_Task goal_
Find the number of lines below in which the word "paling" appears, and write that number only.

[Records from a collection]
-- begin --

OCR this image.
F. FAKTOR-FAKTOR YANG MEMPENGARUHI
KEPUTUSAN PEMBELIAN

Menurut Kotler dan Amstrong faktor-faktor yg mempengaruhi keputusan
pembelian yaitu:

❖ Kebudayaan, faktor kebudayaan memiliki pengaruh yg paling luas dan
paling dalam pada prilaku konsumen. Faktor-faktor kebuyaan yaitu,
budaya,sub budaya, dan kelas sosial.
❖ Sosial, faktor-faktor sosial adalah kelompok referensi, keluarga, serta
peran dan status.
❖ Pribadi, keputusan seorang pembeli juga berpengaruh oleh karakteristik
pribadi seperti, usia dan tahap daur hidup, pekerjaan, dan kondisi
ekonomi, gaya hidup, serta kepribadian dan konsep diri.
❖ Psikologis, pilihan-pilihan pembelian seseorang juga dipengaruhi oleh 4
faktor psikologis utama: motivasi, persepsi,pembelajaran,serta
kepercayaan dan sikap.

-- end --

_Correct output_
2